Find the string "pragma" in the listing and report every line that has it.
* start Recorded information *
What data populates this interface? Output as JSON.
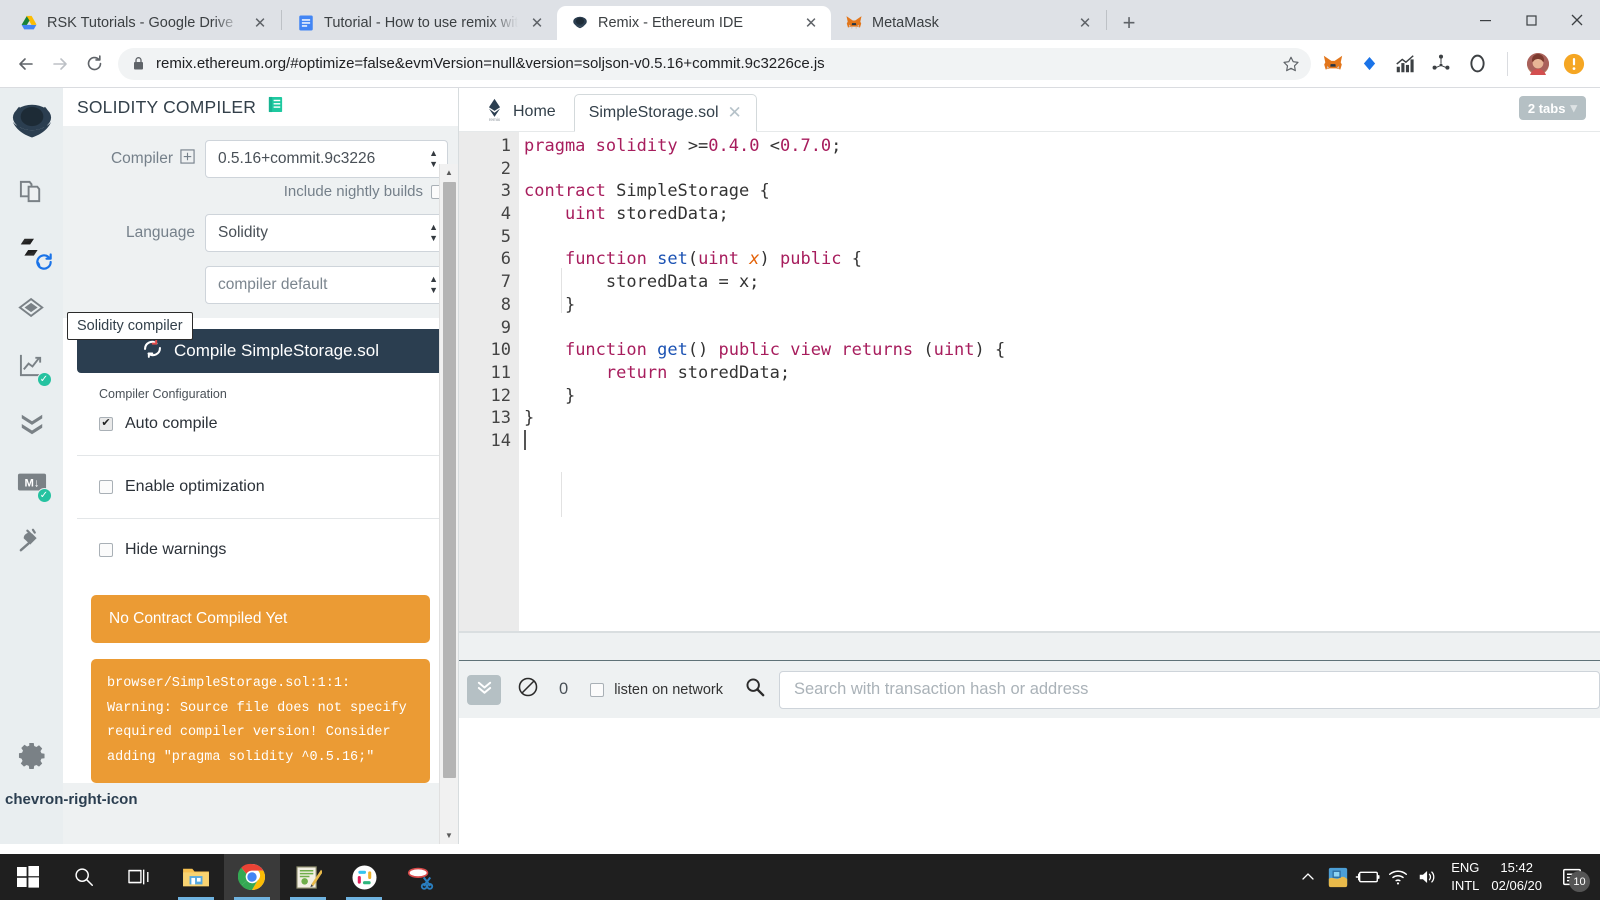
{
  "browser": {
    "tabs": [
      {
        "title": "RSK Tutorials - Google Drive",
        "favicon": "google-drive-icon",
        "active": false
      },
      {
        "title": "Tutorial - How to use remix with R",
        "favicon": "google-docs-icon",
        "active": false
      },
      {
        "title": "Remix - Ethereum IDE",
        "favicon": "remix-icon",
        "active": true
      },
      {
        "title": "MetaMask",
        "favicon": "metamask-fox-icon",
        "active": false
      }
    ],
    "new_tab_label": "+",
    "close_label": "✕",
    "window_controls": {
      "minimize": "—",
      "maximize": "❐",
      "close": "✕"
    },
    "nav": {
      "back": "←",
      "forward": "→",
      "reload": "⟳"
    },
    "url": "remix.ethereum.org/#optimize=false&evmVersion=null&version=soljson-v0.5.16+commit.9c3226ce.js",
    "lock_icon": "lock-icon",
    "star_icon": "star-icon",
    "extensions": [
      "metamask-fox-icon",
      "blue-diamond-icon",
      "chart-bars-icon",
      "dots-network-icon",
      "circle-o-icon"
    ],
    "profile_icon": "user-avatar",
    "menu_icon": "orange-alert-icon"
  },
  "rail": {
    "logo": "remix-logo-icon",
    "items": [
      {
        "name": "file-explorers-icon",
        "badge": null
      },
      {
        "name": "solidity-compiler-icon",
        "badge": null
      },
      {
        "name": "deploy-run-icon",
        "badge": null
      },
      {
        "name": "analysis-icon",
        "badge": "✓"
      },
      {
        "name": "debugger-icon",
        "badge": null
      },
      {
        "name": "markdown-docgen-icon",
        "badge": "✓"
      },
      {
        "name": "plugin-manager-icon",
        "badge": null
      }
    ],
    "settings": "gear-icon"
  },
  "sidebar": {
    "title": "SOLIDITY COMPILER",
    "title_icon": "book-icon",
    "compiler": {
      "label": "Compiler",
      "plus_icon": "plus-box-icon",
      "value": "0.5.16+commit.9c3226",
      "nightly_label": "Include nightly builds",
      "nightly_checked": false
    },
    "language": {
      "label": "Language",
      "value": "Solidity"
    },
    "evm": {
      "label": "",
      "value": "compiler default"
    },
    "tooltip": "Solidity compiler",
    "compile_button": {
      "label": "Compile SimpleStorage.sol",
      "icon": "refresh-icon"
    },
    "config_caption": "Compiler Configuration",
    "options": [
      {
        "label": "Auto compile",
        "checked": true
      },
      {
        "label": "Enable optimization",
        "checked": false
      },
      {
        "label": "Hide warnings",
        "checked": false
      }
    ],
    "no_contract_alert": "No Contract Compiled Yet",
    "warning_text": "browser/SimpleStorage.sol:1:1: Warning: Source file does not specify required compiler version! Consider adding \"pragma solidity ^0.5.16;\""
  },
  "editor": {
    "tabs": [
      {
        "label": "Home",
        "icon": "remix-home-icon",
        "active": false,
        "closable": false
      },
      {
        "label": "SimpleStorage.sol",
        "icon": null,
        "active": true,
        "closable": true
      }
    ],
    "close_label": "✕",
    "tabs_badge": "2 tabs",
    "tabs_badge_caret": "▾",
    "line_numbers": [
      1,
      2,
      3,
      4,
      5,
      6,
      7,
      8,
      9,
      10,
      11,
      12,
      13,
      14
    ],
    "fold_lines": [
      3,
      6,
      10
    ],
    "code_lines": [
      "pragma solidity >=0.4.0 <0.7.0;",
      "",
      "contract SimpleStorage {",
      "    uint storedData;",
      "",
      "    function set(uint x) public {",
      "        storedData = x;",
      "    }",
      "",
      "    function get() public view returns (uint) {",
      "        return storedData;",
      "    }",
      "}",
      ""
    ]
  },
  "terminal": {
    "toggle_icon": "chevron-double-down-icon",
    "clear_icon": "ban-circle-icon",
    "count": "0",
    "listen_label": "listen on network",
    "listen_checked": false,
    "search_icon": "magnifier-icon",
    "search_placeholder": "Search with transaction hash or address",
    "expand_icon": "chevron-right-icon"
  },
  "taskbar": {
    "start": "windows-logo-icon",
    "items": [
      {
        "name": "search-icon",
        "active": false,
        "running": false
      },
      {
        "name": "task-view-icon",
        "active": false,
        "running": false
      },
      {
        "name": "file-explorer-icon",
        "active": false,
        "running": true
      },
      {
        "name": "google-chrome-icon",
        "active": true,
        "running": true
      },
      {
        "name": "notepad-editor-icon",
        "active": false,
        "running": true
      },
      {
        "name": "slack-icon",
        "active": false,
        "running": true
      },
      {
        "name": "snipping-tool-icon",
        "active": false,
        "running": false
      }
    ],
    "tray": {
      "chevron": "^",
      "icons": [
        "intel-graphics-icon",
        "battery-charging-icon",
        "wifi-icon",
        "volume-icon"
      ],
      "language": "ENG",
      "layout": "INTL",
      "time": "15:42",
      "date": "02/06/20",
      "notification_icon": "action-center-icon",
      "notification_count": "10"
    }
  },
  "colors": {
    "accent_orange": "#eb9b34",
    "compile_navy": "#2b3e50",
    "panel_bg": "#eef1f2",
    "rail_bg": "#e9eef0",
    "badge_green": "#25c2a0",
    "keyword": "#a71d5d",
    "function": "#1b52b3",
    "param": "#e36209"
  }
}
* end Recorded information *
* start Recorded information *
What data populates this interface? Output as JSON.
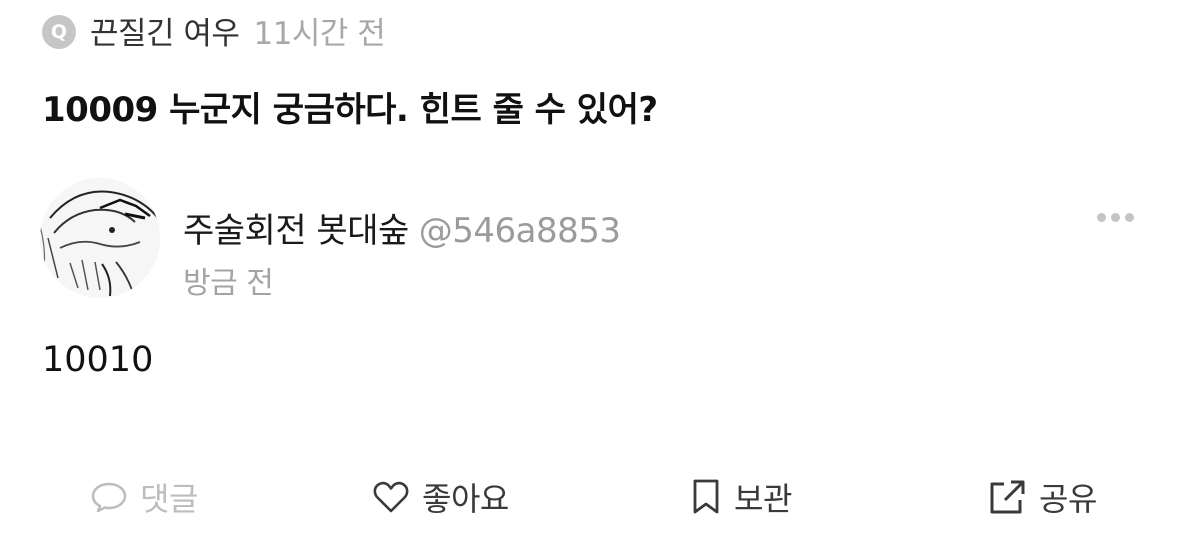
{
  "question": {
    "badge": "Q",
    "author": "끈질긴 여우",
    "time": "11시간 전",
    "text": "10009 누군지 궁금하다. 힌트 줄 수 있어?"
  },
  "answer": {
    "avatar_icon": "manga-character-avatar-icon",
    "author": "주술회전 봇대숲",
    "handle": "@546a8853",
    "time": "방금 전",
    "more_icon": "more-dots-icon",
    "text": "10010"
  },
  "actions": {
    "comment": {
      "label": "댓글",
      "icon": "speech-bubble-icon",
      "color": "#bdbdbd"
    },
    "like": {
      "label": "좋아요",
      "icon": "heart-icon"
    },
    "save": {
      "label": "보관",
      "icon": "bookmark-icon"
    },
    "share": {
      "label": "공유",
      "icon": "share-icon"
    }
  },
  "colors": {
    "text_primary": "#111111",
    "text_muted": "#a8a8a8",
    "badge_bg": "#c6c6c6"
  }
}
* end Recorded information *
Right answer —
    "warning_text": "browser/SimpleStorage.sol:1:1: Warning: Source file does not specify required compiler version! Consider adding \"pragma solidity ^0.5.16;\""
      "pragma solidity >=0.4.0 <0.7.0;",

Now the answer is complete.